What is asked
Reproduce all of the material below, swapping "colorbar-tick-label" for "scale-tick-label" at every occurrence and leaving everything else unchanged. Omit the pictures from your output.

(Layout dataset entries)
* * *

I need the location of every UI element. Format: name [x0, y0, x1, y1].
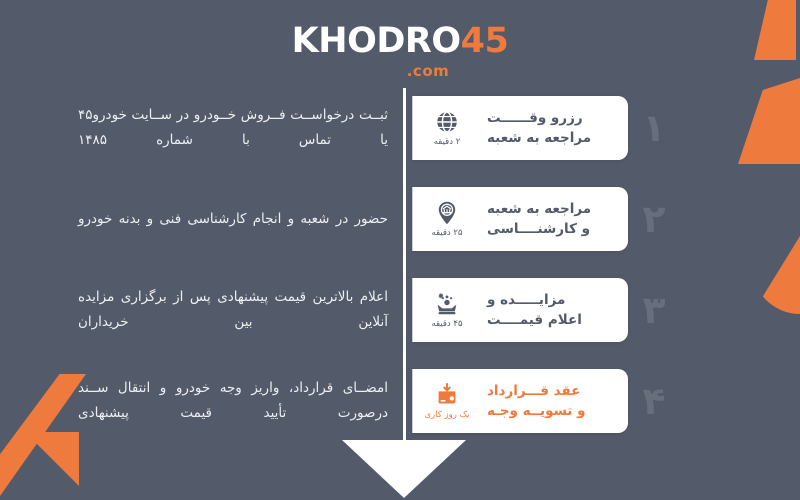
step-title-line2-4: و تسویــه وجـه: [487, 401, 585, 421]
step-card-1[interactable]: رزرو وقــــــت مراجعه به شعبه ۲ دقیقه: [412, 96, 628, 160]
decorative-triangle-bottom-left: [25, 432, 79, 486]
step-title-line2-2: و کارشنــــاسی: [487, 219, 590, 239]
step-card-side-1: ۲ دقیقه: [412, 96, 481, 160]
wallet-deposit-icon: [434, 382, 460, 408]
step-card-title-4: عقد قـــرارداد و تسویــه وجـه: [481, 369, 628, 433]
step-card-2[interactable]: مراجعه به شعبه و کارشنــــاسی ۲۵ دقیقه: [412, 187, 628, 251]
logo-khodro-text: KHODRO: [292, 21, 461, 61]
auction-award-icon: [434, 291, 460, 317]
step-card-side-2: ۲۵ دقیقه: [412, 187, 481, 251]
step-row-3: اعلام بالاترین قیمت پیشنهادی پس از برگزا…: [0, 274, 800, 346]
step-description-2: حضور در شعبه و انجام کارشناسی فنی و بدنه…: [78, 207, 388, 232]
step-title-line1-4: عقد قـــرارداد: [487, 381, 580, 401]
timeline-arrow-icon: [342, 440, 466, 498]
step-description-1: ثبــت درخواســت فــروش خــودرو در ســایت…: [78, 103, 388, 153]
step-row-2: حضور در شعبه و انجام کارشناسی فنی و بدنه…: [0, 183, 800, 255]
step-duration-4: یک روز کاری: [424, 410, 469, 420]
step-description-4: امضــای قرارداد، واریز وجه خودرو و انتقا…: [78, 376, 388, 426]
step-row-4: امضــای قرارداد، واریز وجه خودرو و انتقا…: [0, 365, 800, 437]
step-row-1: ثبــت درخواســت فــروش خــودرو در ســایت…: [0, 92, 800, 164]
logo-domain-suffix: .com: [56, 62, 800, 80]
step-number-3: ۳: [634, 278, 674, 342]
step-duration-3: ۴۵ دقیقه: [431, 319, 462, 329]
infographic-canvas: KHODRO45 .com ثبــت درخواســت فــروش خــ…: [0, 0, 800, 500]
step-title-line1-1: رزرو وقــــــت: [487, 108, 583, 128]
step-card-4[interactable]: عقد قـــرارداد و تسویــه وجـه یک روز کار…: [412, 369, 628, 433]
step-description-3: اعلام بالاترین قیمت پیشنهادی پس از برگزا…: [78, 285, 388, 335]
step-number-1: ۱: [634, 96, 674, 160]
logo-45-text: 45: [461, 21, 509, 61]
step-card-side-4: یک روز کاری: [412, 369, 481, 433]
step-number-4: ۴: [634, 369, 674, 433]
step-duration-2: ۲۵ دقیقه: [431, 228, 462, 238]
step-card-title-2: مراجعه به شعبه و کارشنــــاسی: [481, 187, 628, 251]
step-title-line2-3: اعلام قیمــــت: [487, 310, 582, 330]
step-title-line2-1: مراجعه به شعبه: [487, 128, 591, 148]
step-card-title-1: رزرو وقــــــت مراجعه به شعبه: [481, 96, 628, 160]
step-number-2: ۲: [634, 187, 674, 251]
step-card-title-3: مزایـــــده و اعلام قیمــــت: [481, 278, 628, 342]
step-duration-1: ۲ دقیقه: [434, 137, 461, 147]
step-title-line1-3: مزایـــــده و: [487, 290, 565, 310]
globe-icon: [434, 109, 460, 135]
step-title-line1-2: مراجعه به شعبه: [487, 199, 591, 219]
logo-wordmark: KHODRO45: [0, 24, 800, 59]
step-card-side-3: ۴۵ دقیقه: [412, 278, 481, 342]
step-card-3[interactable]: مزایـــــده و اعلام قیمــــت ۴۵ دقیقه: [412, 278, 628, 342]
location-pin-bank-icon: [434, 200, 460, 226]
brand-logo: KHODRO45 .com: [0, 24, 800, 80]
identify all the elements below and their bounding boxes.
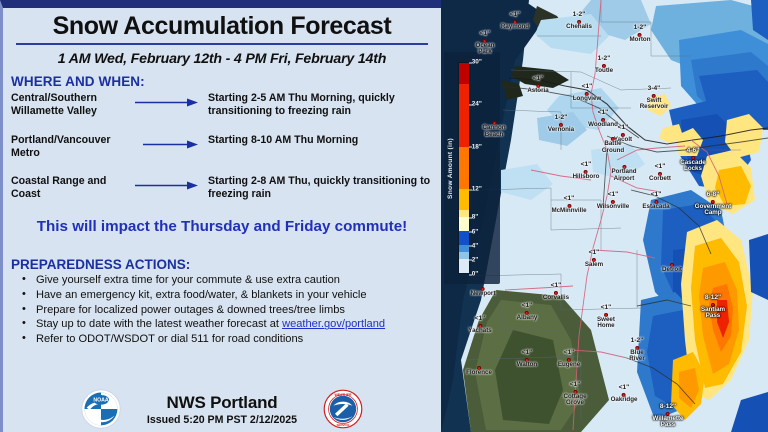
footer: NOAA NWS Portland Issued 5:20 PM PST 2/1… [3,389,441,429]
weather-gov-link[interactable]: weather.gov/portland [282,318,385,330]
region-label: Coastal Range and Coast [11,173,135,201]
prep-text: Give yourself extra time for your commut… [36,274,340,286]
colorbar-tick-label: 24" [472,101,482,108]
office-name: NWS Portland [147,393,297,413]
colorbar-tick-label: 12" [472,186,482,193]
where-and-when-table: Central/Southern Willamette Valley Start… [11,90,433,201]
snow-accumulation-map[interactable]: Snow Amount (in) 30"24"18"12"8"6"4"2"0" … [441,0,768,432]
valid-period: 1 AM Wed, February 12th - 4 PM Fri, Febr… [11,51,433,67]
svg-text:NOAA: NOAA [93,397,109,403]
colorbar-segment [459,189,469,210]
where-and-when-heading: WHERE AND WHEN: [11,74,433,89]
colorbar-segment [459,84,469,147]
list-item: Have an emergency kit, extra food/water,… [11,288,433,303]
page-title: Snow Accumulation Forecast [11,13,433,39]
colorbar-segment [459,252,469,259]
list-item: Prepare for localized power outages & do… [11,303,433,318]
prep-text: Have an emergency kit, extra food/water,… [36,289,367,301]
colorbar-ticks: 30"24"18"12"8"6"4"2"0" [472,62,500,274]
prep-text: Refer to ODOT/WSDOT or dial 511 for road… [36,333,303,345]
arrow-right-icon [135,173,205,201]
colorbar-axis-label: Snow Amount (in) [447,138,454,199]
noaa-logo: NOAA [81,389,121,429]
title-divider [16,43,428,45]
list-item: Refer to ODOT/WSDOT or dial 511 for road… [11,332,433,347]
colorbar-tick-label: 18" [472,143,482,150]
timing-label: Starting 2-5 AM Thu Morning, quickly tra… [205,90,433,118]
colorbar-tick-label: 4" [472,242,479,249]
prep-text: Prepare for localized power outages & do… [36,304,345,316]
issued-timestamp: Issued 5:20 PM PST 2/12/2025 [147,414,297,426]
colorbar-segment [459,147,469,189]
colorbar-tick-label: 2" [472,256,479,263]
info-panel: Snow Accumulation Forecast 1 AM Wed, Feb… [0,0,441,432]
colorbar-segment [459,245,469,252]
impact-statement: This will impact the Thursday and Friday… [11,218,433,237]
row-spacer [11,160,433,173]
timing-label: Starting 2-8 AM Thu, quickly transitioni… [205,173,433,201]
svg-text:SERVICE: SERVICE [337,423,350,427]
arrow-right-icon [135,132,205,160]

* * *

Complete output
I need the location of every UI element. Format: name [x0, y0, x1, y1].
step-title-line2-4: و تسویــه وجـه: [487, 401, 585, 421]
step-card-1[interactable]: رزرو وقــــــت مراجعه به شعبه ۲ دقیقه: [412, 96, 628, 160]
decorative-triangle-bottom-left: [25, 432, 79, 486]
step-title-line2-2: و کارشنــــاسی: [487, 219, 590, 239]
step-card-side-1: ۲ دقیقه: [412, 96, 481, 160]
wallet-deposit-icon: [434, 382, 460, 408]
step-card-title-4: عقد قـــرارداد و تسویــه وجـه: [481, 369, 628, 433]
step-card-2[interactable]: مراجعه به شعبه و کارشنــــاسی ۲۵ دقیقه: [412, 187, 628, 251]
logo-khodro-text: KHODRO: [292, 21, 461, 61]
auction-award-icon: [434, 291, 460, 317]
step-card-side-2: ۲۵ دقیقه: [412, 187, 481, 251]
step-row-3: اعلام بالاترین قیمت پیشنهادی پس از برگزا…: [0, 274, 800, 346]
step-description-2: حضور در شعبه و انجام کارشناسی فنی و بدنه…: [78, 207, 388, 232]
step-title-line1-4: عقد قـــرارداد: [487, 381, 580, 401]
timeline-arrow-icon: [342, 440, 466, 498]
step-description-1: ثبــت درخواســت فــروش خــودرو در ســایت…: [78, 103, 388, 153]
step-row-2: حضور در شعبه و انجام کارشناسی فنی و بدنه…: [0, 183, 800, 255]
step-duration-4: یک روز کاری: [424, 410, 469, 420]
step-description-4: امضــای قرارداد، واریز وجه خودرو و انتقا…: [78, 376, 388, 426]
step-row-4: امضــای قرارداد، واریز وجه خودرو و انتقا…: [0, 365, 800, 437]
step-row-1: ثبــت درخواســت فــروش خــودرو در ســایت…: [0, 92, 800, 164]
logo-domain-suffix: .com: [56, 62, 800, 80]
step-number-3: ۳: [634, 278, 674, 342]
step-duration-3: ۴۵ دقیقه: [431, 319, 462, 329]
infographic-canvas: KHODRO45 .com ثبــت درخواســت فــروش خــ…: [0, 0, 800, 500]
step-title-line1-1: رزرو وقــــــت: [487, 108, 583, 128]
step-card-4[interactable]: عقد قـــرارداد و تسویــه وجـه یک روز کار…: [412, 369, 628, 433]
step-description-3: اعلام بالاترین قیمت پیشنهادی پس از برگزا…: [78, 285, 388, 335]
step-number-1: ۱: [634, 96, 674, 160]
logo-45-text: 45: [461, 21, 509, 61]
step-card-side-4: یک روز کاری: [412, 369, 481, 433]
step-number-4: ۴: [634, 369, 674, 433]
step-duration-2: ۲۵ دقیقه: [431, 228, 462, 238]
step-card-title-2: مراجعه به شعبه و کارشنــــاسی: [481, 187, 628, 251]
step-title-line2-3: اعلام قیمــــت: [487, 310, 582, 330]
step-title-line2-1: مراجعه به شعبه: [487, 128, 591, 148]
step-card-title-1: رزرو وقــــــت مراجعه به شعبه: [481, 96, 628, 160]
step-number-2: ۲: [634, 187, 674, 251]
step-card-title-3: مزایـــــده و اعلام قیمــــت: [481, 278, 628, 342]
step-duration-1: ۲ دقیقه: [434, 137, 461, 147]
step-title-line1-3: مزایـــــده و: [487, 290, 565, 310]
globe-icon: [434, 109, 460, 135]
step-title-line1-2: مراجعه به شعبه: [487, 199, 591, 219]
logo-wordmark: KHODRO45: [0, 24, 800, 59]
step-card-side-3: ۴۵ دقیقه: [412, 278, 481, 342]
step-card-3[interactable]: مزایـــــده و اعلام قیمــــت ۴۵ دقیقه: [412, 278, 628, 342]
location-pin-bank-icon: [434, 200, 460, 226]
brand-logo: KHODRO45 .com: [0, 24, 800, 80]
identify all the elements below and their bounding boxes.
footer: NOAA NWS Portland Issued 5:20 PM PST 2/1… [3,389,441,429]
weather-gov-link[interactable]: weather.gov/portland [282,318,385,330]
region-label: Coastal Range and Coast [11,173,135,201]
prep-text: Give yourself extra time for your commut… [36,274,340,286]
scale-tick-label: 24" [472,101,482,108]
office-name: NWS Portland [147,393,297,413]
scale-tick-label: 12" [472,186,482,193]
where-and-when-table: Central/Southern Willamette Valley Start… [11,90,433,201]
snow-accumulation-map[interactable]: Snow Amount (in) 30"24"18"12"8"6"4"2"0" … [441,0,768,432]
valid-period: 1 AM Wed, February 12th - 4 PM Fri, Febr… [11,51,433,67]
svg-text:NOAA: NOAA [93,397,109,403]
colorbar-segment [459,189,469,210]
where-and-when-heading: WHERE AND WHEN: [11,74,433,89]
colorbar-segment [459,84,469,147]
list-item: Have an emergency kit, extra food/water,… [11,288,433,303]
page-title: Snow Accumulation Forecast [11,13,433,39]
colorbar-segment [459,252,469,259]
list-item: Prepare for localized power outages & do… [11,303,433,318]
prep-text: Have an emergency kit, extra food/water,… [36,289,367,301]
colorbar-ticks: 30"24"18"12"8"6"4"2"0" [472,62,500,274]
prep-text: Refer to ODOT/WSDOT or dial 511 for road… [36,333,303,345]
arrow-right-icon [135,173,205,201]
colorbar-axis-label: Snow Amount (in) [447,138,454,199]
noaa-logo: NOAA [81,389,121,429]
title-divider [16,43,428,45]
list-item: Refer to ODOT/WSDOT or dial 511 for road… [11,332,433,347]
scale-tick-label: 18" [472,143,482,150]
timing-label: Starting 2-5 AM Thu Morning, quickly tra… [205,90,433,118]
scale-tick-label: 4" [472,242,479,249]
prep-text: Prepare for localized power outages & do… [36,304,345,316]
issued-timestamp: Issued 5:20 PM PST 2/12/2025 [147,414,297,426]
colorbar-segment [459,147,469,189]
scale-tick-label: 2" [472,256,479,263]
info-panel: Snow Accumulation Forecast 1 AM Wed, Feb… [0,0,441,432]
colorbar-segment [459,245,469,252]
impact-statement: This will impact the Thursday and Friday… [11,218,433,237]
row-spacer [11,160,433,173]
timing-label: Starting 2-8 AM Thu, quickly transitioni… [205,173,433,201]
svg-text:SERVICE: SERVICE [337,423,350,427]
arrow-right-icon [135,132,205,160]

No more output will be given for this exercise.